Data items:
◇ ◇ ◇
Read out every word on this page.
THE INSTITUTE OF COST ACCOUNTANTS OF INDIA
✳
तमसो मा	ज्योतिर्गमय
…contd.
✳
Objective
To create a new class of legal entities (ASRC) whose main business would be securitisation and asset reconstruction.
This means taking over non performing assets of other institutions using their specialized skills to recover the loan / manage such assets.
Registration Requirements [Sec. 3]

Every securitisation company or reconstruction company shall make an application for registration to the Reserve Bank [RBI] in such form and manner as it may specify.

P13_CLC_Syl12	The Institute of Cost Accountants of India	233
◇ ◇ ◇
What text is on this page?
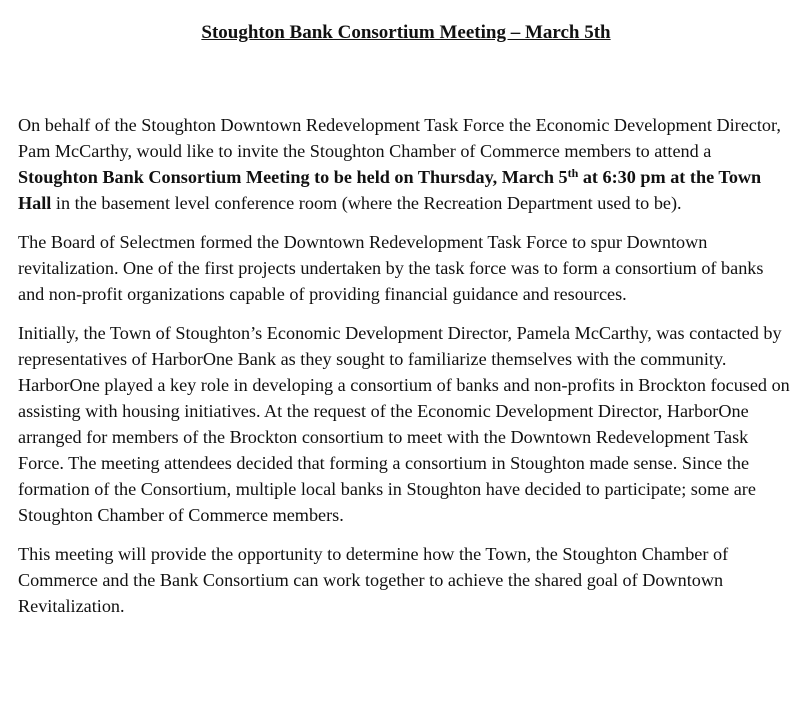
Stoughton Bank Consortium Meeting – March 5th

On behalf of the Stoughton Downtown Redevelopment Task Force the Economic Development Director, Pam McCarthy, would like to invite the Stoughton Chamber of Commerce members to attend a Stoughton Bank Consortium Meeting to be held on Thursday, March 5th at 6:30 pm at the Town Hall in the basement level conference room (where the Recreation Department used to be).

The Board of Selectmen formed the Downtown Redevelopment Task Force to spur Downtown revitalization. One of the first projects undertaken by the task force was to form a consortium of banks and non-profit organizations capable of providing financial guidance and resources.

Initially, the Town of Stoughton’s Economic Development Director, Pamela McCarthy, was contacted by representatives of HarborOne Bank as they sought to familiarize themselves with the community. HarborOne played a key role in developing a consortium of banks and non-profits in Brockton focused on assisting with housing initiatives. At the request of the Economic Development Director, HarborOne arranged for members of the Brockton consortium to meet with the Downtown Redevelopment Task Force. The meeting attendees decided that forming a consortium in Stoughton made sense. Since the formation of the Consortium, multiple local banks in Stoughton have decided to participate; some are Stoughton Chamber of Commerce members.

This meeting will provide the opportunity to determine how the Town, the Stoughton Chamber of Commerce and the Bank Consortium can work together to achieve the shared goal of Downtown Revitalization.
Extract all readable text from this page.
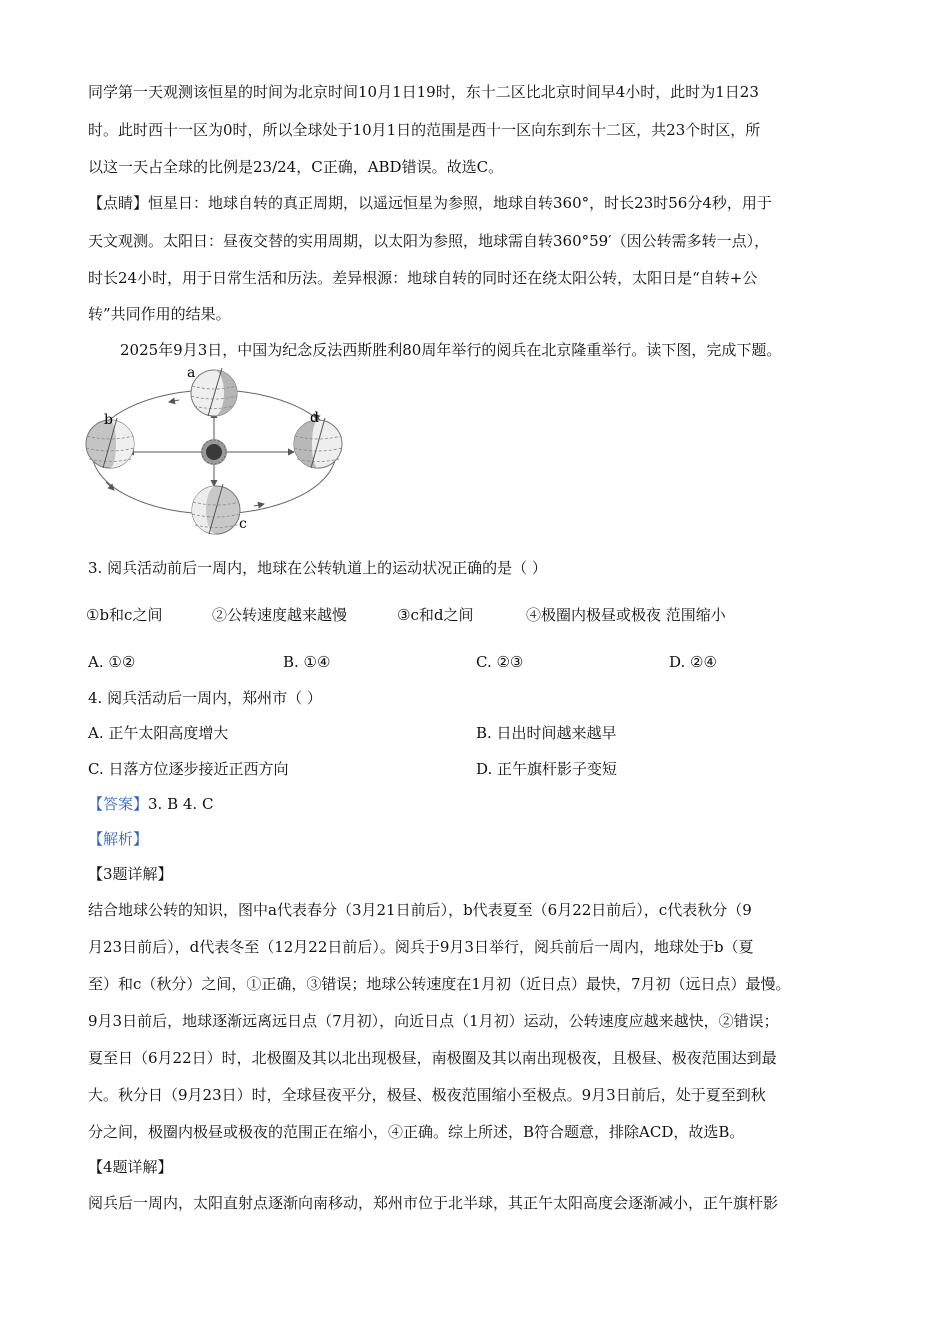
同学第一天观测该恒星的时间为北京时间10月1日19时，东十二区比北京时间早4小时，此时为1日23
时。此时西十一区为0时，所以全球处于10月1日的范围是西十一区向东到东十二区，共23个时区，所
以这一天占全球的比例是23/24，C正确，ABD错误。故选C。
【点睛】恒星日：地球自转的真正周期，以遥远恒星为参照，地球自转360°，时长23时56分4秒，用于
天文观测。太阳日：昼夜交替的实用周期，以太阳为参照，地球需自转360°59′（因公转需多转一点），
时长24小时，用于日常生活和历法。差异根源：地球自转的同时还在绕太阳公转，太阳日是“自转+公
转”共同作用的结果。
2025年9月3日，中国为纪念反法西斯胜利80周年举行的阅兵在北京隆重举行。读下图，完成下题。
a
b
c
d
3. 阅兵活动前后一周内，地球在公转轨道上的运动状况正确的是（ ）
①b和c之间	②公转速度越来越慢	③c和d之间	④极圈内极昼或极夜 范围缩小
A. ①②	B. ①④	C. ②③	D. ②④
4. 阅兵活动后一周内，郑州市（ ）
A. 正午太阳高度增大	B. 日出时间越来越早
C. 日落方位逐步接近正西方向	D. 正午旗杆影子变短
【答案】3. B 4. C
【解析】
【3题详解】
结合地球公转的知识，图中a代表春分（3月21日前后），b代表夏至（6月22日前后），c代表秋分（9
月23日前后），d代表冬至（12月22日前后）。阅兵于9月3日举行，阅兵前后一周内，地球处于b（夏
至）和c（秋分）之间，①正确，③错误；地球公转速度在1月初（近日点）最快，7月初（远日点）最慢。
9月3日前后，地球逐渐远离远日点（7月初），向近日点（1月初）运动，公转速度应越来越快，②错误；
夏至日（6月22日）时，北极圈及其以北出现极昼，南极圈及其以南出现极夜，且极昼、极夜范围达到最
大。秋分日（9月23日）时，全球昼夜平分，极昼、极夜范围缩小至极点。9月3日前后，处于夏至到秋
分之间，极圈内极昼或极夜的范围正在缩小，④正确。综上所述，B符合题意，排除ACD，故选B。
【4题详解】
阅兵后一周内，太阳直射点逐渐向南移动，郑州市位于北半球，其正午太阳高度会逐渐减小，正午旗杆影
◇ ◇ ◇
Exercise details> From the data above, copy each line that holds "March".

Expected output>
Stoughton Bank Consortium Meeting – March 5th
On behalf of the Stoughton Downtown Redevelopment Task Force the Economic Development Director, Pam McCarthy, would like to invite the Stoughton Chamber of Commerce members to attend a Stoughton Bank Consortium Meeting to be held on Thursday, March 5th at 6:30 pm at the Town Hall in the basement level conference room (where the Recreation Department used to be).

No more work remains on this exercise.